(AUSGANGSTEXT)
╭──

# 8600GT M schrott?



## MasterOfDisaster 407 (5. Juli 2011)

Nabend Leute,
n Freund von mir hat folgendes Problem mit seinem 5 Jahre alten Notebook von one.de.

er hat im bios schon leichte Grafikfehler, die sich auf dem Desktop verschlimmern und dann auch teilweise Bluescreens beim booten.

Alle Temperaturen sind im grünen bereich.

Manchmal ist das Problem auch gar nicht da, dann läuft der Laptop ohne Probleme

Was kann man tun, um dieses Problem zu lösen??

System: T250 mit 2ghz/ 2GB RAM, nvidia 8600GT


----------



## Scorpio78 (5. Juli 2011)

Hatte das mit meinen Pavillion,...
Da war die GraKa auch hin, Junge!


----------



## bruderbethor (5. Juli 2011)

"Rikkert sagt in der Fotz* steck kein Leben mehr drin." 

JUNGE 

So auf deutsch:
Er kann ja versuchen sie zu Backen, aber ob das soviel bringt weiß ich nicht. Ist sie denn über einen MXM-Slot verbunden oder ist sie auf dem Mobo angelötet?

mfg


----------



## PsychoBitch (5. Juli 2011)

Gibts eventuell noch ein Garrantie anspruch?  Die 8600m gt ist ja von einem Serienfehler betroffen... 
Auch Apple hat es erwischt und dort wurde eine ausstausch Programm für defekte Laptops eingeführt, die genau einen solchen Fehler haben.
Villeicht gibt es sowas auch bei one.de ?


----------



## MasterOfDisaster 407 (5. Juli 2011)

ah, jungs.

also garantieanspruch is nich mehr^^. Dat Teil is 5 jahre alt.

naja ich pack mal windows neu drauf, mal kieken ob das was bringt.

Ja, sie ist über einen MXM-Slot angeschlossen.


----------



## Scorpio78 (5. Juli 2011)

Pack das GraKa-Modul, wenn das mit der neuinstallation nix bringt, bei 150-160 Grad für 30 minutenin den vorgeheizten Backofen. Schau aber, dass du sie in den Ofen hängst!
Ein Kollege von mit konnte so eine uralt 6800GT wieder zu leben erwecken, nen Versuch ist es Wert.


----------



## HAWX (5. Juli 2011)

Scorpio78 schrieb:
			
		

> Pack das GraKa-Modul, wenn das mit der neuinstallation nix bringt, bei 150-160 Grad für 30 minutenin den vorgeheizten Backofen. Schau aber, dass du sie in den Ofen hängst!
> Ein Kollege von mit konnte so eine uralt 6800GT wieder zu leben erwecken, nen Versuch ist es Wert.



150 sind meines Wissens zu viel! Ich würde es erstmal mit knapp unter 100 Grad versuchen. Steigern kann man immer


----------



## Herbboy (5. Juli 2011)

Wenn Du schon im BIOS fehler hast, wird eine Windows-Neuinstall nix bringen.


----------



## Scorpio78 (5. Juli 2011)

╰──

(AUSZUG DATEN)
╭──

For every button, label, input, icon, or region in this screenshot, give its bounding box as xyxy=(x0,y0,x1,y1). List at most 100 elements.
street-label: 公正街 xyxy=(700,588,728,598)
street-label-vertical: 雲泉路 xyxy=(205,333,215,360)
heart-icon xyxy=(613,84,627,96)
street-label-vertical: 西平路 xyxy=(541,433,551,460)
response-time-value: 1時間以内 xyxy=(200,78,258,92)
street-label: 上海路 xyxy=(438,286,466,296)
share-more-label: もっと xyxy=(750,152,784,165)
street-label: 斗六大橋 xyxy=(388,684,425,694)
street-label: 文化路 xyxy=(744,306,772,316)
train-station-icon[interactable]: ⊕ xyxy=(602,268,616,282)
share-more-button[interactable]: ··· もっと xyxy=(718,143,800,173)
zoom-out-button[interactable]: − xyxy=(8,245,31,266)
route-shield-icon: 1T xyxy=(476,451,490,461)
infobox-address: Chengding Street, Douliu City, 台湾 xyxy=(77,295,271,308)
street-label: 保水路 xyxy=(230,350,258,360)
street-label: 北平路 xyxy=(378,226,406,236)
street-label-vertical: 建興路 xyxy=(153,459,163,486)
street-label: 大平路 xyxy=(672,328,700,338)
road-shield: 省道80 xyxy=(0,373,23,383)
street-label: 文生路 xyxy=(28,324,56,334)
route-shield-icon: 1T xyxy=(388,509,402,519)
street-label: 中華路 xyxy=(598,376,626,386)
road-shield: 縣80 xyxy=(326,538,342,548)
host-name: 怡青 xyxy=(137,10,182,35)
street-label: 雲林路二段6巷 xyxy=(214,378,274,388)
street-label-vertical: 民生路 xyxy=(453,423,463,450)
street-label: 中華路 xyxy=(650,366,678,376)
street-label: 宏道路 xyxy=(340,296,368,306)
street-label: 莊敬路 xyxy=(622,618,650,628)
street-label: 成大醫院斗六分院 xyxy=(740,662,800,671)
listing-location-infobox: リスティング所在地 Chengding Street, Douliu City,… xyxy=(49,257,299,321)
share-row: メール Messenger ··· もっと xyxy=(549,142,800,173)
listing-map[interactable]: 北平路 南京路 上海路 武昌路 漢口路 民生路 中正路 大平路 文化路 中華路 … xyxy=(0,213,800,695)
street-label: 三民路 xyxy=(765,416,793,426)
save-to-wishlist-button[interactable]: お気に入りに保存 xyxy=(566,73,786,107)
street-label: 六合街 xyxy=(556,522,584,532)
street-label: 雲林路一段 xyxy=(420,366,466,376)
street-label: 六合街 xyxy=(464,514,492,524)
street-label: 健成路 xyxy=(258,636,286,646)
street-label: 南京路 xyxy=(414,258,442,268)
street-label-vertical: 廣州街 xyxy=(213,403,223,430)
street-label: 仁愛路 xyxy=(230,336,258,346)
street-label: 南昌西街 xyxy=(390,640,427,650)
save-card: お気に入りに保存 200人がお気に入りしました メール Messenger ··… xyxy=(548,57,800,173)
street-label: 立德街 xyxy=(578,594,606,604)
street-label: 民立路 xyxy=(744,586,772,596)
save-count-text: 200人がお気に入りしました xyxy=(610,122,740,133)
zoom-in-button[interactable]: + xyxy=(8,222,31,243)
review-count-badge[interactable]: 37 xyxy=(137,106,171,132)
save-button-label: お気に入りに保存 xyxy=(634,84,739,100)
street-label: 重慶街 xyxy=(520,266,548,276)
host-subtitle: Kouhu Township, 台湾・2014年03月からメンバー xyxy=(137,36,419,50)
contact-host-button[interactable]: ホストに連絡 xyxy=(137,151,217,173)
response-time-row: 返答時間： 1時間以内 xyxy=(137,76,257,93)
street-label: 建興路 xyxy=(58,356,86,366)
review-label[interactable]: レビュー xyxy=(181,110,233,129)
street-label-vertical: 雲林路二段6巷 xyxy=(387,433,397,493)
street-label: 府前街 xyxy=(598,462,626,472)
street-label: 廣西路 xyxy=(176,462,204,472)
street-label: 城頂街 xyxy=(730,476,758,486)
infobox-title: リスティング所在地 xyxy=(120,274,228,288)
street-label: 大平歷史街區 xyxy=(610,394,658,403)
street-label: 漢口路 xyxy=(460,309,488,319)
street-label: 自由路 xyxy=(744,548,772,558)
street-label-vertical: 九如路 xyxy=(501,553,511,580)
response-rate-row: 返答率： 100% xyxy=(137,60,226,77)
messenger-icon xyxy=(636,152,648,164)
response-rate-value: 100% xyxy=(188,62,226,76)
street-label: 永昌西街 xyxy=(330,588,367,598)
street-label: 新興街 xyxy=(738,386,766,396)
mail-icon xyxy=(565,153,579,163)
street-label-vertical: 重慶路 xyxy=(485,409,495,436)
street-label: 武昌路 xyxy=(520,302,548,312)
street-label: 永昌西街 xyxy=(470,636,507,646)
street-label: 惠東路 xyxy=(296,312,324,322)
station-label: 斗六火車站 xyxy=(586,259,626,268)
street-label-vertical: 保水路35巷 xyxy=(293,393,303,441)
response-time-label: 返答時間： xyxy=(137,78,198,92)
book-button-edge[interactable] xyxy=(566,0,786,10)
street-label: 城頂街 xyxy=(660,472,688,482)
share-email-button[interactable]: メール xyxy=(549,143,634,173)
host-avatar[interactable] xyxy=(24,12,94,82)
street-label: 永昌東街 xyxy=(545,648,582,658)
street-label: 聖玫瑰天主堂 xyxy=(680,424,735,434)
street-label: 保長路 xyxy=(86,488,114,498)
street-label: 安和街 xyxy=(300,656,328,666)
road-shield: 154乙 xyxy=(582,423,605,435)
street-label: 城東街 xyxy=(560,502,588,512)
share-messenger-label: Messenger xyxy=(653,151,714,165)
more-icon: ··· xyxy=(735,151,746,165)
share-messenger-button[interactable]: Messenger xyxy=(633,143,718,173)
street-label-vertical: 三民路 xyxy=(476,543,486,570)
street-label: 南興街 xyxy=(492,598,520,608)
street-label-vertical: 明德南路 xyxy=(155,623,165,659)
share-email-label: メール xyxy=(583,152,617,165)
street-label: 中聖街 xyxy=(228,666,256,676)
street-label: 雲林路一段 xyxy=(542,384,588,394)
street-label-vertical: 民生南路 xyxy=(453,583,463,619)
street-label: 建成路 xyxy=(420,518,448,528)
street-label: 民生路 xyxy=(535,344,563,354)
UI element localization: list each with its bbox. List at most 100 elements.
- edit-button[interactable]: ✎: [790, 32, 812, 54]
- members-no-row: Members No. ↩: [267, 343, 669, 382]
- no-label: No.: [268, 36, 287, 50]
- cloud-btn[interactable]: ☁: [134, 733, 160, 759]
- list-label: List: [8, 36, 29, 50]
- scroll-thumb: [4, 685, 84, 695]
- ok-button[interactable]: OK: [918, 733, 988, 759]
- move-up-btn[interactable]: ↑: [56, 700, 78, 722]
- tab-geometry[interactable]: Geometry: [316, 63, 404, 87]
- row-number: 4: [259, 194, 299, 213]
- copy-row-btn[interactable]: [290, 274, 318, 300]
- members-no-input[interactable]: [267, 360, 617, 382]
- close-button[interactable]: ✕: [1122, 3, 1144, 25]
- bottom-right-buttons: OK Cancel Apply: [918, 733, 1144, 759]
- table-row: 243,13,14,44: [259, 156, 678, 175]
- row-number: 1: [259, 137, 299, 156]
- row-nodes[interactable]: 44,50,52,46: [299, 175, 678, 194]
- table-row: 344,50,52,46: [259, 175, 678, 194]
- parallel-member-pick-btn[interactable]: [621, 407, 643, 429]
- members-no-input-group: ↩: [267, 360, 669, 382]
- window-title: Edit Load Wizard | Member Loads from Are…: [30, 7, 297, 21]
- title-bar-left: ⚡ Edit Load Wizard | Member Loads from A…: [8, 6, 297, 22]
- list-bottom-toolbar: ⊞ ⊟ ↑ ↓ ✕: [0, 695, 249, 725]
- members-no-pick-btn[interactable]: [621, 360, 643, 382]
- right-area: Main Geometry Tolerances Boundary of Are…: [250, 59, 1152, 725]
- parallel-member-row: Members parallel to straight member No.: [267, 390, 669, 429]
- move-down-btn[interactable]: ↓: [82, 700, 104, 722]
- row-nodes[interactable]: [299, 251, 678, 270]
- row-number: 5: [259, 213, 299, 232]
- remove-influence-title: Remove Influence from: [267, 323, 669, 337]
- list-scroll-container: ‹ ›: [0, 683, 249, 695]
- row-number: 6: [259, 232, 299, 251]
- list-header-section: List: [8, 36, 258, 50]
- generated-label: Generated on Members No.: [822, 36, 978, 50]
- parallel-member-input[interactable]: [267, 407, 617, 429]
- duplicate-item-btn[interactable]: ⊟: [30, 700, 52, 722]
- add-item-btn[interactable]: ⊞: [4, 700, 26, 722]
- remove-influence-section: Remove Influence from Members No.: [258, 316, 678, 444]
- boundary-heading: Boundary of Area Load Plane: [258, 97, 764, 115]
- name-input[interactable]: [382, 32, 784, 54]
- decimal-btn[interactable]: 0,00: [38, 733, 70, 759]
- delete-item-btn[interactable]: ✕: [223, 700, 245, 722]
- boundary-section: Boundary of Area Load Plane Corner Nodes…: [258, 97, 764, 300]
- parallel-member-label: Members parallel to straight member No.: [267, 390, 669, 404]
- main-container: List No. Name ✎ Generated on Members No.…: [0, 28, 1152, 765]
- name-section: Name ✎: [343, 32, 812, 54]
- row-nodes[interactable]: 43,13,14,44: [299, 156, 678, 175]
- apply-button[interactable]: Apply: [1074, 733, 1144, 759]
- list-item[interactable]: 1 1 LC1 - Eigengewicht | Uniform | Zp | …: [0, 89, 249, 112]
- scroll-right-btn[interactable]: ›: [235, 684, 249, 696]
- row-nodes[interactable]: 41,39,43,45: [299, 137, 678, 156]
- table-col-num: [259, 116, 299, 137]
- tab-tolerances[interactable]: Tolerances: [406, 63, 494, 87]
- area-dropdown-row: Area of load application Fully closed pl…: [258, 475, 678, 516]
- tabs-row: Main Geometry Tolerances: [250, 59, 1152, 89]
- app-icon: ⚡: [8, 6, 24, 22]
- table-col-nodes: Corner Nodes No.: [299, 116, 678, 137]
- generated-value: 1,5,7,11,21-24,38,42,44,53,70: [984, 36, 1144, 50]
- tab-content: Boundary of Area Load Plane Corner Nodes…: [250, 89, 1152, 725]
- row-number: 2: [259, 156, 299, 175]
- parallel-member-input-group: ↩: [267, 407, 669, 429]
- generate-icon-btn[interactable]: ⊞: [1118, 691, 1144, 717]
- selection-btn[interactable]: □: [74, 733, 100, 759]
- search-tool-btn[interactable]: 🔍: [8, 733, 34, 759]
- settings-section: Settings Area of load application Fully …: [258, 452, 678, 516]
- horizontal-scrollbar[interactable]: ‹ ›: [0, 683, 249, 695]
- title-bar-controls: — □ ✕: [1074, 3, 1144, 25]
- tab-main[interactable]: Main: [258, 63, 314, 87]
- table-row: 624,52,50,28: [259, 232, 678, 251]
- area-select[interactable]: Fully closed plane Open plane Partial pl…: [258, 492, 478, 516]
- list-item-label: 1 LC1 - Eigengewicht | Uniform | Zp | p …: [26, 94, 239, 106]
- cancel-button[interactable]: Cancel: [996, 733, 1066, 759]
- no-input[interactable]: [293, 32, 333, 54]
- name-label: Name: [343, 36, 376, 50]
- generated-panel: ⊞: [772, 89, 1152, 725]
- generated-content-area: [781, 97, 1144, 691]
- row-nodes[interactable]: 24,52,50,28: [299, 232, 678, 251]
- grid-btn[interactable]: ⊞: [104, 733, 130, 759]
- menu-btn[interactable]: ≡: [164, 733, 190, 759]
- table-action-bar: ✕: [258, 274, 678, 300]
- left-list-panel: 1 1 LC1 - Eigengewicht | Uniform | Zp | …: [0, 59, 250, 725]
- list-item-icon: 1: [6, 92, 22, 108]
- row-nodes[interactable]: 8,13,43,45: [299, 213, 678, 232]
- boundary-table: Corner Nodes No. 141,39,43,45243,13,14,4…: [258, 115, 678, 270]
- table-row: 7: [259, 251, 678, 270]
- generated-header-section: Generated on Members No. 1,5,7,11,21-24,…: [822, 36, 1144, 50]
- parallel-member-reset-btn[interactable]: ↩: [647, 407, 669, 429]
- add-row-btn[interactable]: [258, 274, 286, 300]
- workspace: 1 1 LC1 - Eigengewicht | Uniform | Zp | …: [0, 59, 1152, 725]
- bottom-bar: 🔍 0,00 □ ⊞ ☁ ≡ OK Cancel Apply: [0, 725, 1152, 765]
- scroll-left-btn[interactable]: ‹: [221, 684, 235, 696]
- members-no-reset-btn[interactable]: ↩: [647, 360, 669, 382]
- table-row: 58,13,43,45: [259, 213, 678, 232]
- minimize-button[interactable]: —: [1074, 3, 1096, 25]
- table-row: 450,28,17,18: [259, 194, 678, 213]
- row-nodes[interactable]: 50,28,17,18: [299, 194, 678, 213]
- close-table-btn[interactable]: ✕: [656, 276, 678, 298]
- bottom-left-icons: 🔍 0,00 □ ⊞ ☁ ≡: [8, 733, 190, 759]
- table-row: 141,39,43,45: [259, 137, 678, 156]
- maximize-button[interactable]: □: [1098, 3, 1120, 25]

╰──

(ÜBUNGSAUFGABEN)
A) Gib aus dem Ausgangstext den Abschnitt von „Villeicht gibt es“ bis einschließlich „5 jahre alt.“ wortgetreu wieder.
B) Fasse den Ausgangstext in zwei Sätzen zusammen.

(LÖSUNGEN)
A)
Villeicht gibt es sowas auch bei one.de ?


----------



## MasterOfDisaster 407 (5. Juli 2011)

ah, jungs.

also garantieanspruch is nich mehr^^. Dat Teil is 5 jahre alt.

B) Ein Nutzer berichtet, dass das fünf Jahre alte Notebook eines Freundes mit einer Nvidia 8600GT schon im BIOS leichte Grafikfehler und beim Booten teilweise Bluescreens zeigt, obwohl alle Temperaturen im grünen Bereich sind. In den Antworten wird auf einen Serienfehler der 8600M GT hingewiesen und vorgeschlagen, das Grafikmodul im Backofen zu backen, während Herbboy meint, dass eine Windows-Neuinstallation bei Fehlern schon im BIOS nichts bringen wird.